Data for processing.
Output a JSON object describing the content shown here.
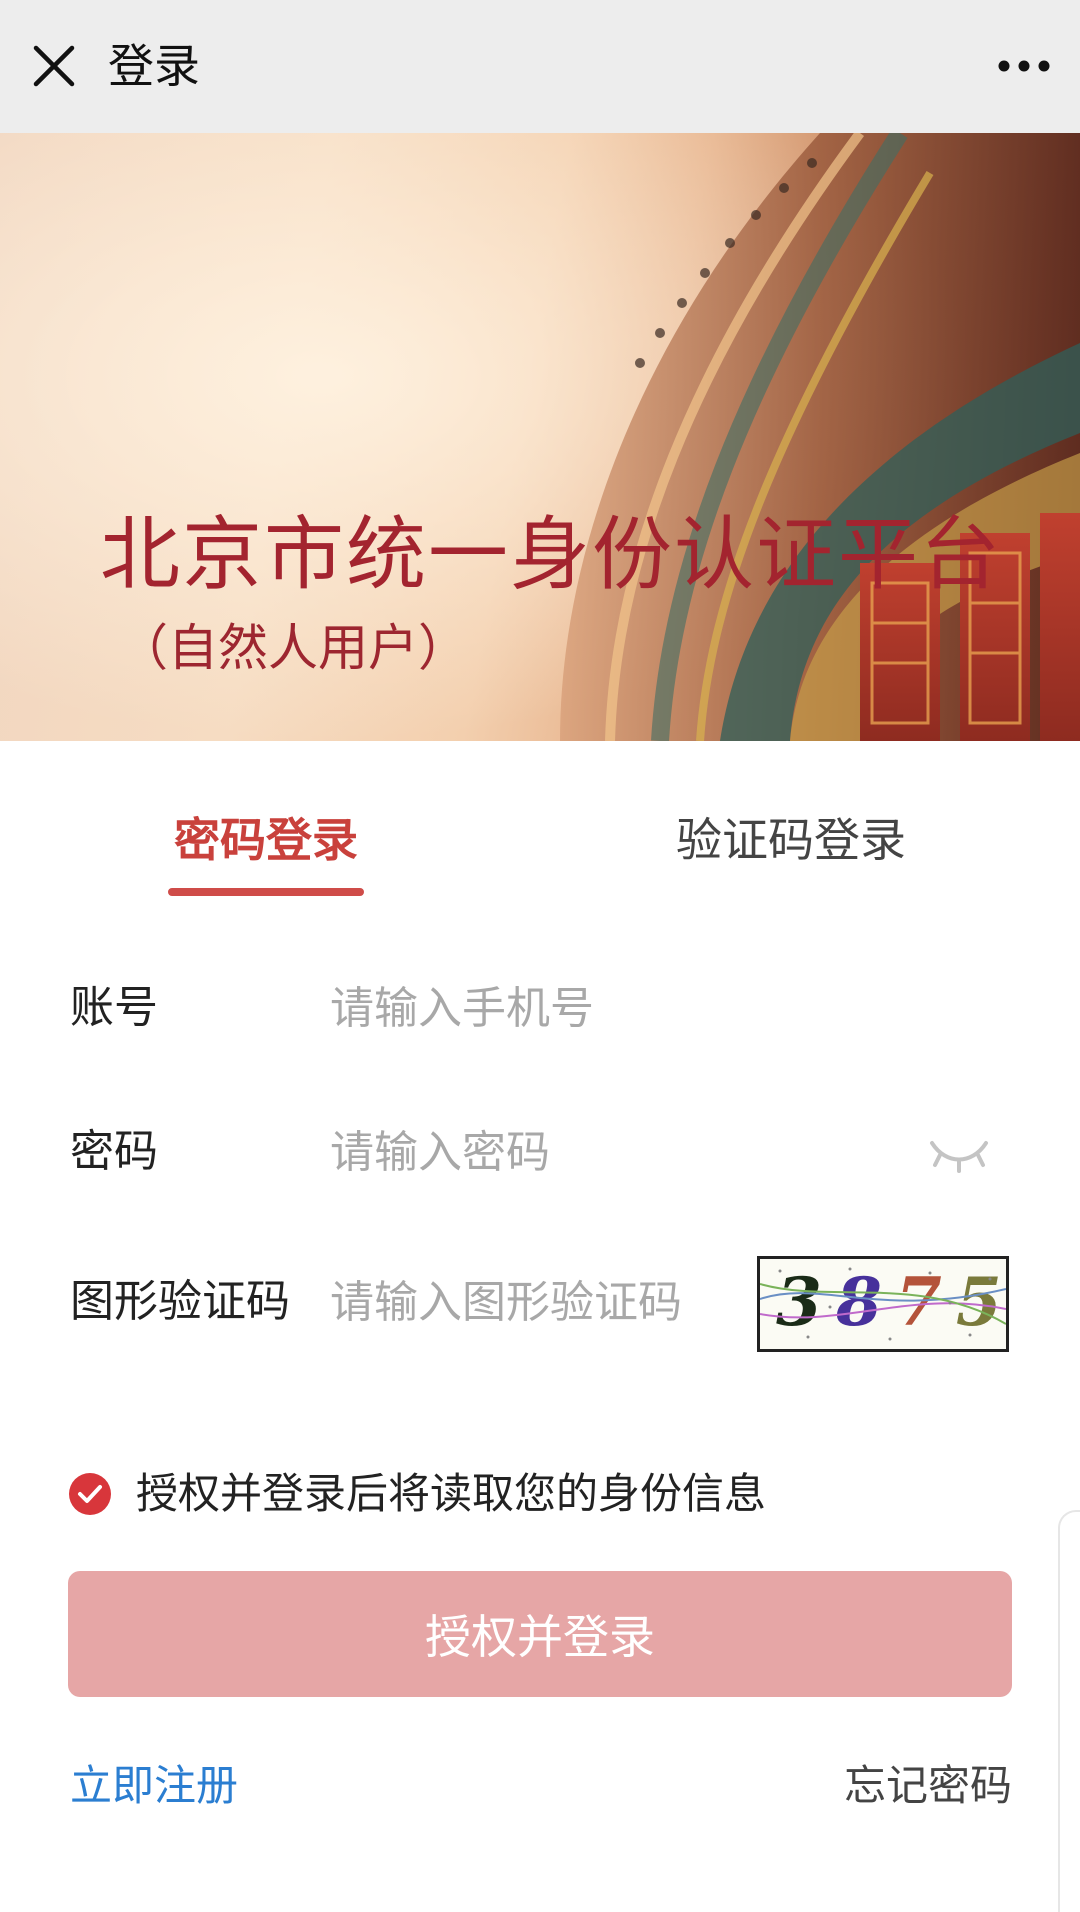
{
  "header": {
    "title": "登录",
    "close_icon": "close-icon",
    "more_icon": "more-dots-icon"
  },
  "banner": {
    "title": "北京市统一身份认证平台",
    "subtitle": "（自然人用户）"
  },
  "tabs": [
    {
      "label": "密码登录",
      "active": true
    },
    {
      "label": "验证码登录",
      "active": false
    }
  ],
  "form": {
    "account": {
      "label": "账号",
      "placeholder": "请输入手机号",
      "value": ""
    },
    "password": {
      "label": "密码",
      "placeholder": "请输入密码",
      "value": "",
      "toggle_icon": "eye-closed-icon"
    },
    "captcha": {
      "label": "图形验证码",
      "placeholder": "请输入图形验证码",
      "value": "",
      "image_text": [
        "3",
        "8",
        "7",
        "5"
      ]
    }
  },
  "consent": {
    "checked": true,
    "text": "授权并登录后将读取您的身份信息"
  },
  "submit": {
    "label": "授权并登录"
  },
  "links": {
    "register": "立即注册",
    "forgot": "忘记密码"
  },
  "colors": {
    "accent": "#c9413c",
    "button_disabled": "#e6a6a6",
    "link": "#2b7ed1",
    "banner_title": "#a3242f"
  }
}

Exercise objective. Report how many lines in the listing above include the word "label". Give nothing but the number.

Final result. 6